=== DATA SHOWN ===

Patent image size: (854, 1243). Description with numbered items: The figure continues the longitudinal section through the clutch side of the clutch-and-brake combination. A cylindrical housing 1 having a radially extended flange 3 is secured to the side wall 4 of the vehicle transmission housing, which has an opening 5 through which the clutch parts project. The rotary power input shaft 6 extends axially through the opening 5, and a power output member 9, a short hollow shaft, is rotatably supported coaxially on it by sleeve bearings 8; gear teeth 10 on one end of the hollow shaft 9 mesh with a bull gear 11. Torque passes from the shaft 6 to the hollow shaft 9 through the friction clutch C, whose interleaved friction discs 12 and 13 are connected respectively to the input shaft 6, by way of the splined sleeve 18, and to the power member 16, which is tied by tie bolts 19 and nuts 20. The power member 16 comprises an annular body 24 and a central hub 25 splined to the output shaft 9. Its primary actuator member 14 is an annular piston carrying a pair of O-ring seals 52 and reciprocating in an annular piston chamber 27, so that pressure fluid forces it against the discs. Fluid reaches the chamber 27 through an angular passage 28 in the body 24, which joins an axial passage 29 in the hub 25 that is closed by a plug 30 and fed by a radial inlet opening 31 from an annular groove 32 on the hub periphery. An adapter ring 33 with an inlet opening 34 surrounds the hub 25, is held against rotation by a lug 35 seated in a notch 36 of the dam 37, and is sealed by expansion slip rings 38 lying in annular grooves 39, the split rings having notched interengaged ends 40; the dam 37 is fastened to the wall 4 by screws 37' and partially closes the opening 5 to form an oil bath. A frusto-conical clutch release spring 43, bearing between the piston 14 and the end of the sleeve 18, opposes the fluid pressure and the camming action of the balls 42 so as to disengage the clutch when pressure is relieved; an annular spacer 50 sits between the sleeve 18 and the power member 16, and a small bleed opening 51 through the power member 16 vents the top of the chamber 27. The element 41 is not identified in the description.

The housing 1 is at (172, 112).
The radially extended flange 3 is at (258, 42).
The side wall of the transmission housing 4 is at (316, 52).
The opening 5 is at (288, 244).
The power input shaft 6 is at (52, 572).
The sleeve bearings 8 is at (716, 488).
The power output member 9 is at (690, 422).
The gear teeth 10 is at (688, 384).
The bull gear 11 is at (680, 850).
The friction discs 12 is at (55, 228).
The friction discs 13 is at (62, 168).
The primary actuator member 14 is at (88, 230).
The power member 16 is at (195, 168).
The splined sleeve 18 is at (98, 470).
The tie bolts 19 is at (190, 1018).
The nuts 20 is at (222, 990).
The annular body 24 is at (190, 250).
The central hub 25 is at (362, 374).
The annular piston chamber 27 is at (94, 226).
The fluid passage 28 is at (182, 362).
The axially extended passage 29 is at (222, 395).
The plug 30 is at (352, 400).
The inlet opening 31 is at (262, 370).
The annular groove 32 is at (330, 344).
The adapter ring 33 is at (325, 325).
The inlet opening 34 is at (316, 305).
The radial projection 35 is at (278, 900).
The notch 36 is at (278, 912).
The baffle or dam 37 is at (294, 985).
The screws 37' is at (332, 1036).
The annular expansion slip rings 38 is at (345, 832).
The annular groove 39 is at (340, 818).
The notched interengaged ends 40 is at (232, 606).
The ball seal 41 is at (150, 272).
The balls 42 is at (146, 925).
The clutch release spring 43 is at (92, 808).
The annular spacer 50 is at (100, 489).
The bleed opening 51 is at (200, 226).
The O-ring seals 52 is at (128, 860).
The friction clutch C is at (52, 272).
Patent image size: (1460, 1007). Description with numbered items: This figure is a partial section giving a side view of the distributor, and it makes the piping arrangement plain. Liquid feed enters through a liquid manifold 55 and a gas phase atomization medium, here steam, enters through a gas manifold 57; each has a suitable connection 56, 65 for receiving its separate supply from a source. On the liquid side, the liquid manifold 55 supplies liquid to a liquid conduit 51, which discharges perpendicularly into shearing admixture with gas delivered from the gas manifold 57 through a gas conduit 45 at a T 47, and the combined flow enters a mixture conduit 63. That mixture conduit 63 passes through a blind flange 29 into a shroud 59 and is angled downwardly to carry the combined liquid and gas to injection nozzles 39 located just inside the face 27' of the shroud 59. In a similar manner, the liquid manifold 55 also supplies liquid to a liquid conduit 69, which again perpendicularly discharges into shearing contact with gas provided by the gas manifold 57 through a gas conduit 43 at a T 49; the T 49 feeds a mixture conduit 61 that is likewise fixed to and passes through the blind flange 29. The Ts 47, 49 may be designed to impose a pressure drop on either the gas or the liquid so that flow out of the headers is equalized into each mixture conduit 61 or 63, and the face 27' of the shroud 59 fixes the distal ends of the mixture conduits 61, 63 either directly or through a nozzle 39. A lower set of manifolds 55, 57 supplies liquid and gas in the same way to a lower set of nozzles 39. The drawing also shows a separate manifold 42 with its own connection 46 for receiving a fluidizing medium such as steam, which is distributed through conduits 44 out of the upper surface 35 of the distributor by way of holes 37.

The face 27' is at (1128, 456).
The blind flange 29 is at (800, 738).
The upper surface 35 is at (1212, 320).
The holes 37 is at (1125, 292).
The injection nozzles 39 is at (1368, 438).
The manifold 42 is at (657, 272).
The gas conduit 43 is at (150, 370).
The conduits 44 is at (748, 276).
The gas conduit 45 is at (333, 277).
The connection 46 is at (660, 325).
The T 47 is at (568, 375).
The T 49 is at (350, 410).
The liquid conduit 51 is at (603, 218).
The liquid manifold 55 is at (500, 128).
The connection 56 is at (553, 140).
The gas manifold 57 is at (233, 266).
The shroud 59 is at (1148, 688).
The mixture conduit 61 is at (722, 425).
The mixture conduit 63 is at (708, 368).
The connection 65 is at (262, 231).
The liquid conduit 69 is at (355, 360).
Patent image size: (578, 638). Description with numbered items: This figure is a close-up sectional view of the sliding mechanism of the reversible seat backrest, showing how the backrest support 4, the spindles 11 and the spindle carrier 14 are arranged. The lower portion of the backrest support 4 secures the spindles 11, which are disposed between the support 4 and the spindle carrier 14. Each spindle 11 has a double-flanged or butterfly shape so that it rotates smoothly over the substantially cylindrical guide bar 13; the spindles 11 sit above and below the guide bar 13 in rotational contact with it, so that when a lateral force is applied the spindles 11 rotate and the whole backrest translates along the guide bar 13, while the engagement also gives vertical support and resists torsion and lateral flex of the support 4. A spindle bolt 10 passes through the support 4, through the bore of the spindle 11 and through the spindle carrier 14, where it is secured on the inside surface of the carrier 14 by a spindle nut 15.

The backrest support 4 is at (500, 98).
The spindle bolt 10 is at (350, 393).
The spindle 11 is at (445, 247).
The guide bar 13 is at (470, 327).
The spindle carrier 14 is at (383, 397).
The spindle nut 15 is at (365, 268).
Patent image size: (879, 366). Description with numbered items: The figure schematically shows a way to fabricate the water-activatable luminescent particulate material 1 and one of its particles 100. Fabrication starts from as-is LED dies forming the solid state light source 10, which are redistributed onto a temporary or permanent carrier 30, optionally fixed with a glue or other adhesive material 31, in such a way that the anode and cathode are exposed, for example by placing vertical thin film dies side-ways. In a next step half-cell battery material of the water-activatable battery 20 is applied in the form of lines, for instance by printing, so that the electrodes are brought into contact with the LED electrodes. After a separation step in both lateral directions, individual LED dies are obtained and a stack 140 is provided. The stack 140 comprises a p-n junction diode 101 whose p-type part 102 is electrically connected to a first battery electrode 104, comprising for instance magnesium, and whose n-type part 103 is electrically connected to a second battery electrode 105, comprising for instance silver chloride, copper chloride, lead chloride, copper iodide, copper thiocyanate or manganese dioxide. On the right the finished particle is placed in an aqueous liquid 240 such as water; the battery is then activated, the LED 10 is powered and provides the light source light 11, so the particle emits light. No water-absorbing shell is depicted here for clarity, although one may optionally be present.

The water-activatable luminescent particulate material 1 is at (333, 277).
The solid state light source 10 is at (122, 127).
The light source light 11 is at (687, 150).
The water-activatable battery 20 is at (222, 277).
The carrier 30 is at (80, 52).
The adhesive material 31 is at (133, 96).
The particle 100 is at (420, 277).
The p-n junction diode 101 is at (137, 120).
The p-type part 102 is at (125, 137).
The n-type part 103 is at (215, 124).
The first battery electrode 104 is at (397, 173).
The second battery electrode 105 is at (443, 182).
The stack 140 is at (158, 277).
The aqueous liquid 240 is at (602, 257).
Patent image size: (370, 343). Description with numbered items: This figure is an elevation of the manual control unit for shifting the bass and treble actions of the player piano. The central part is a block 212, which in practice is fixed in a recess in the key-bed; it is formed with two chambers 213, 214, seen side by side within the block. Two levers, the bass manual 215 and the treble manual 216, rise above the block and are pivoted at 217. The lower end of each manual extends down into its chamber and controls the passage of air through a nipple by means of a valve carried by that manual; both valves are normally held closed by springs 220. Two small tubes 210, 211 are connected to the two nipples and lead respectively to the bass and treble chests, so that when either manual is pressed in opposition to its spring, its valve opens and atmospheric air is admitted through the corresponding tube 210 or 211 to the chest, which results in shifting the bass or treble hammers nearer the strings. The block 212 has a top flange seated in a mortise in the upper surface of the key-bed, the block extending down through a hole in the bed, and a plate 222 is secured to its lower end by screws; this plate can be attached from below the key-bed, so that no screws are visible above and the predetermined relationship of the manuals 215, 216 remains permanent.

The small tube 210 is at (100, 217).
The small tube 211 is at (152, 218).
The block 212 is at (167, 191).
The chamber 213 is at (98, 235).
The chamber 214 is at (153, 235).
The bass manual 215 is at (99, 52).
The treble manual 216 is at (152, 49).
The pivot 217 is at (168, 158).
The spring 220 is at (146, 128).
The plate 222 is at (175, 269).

===

**WORK TO COMPLETE**
Copy every line of the records that contains the word "guide".

**ANSWER TO THIS TASK**
Patent image size: (578, 638). Description with numbered items: This figure is a close-up sectional view of the sliding mechanism of the reversible seat backrest, showing how the backrest support 4, the spindles 11 and the spindle carrier 14 are arranged. The lower portion of the backrest support 4 secures the spindles 11, which are disposed between the support 4 and the spindle carrier 14. Each spindle 11 has a double-flanged or butterfly shape so that it rotates smoothly over the substantially cylindrical guide bar 13; the spindles 11 sit above and below the guide bar 13 in rotational contact with it, so that when a lateral force is applied the spindles 11 rotate and the whole backrest translates along the guide bar 13, while the engagement also gives vertical support and resists torsion and lateral flex of the support 4. A spindle bolt 10 passes through the support 4, through the bore of the spindle 11 and through the spindle carrier 14, where it is secured on the inside surface of the carrier 14 by a spindle nut 15.
The guide bar 13 is at (470, 327).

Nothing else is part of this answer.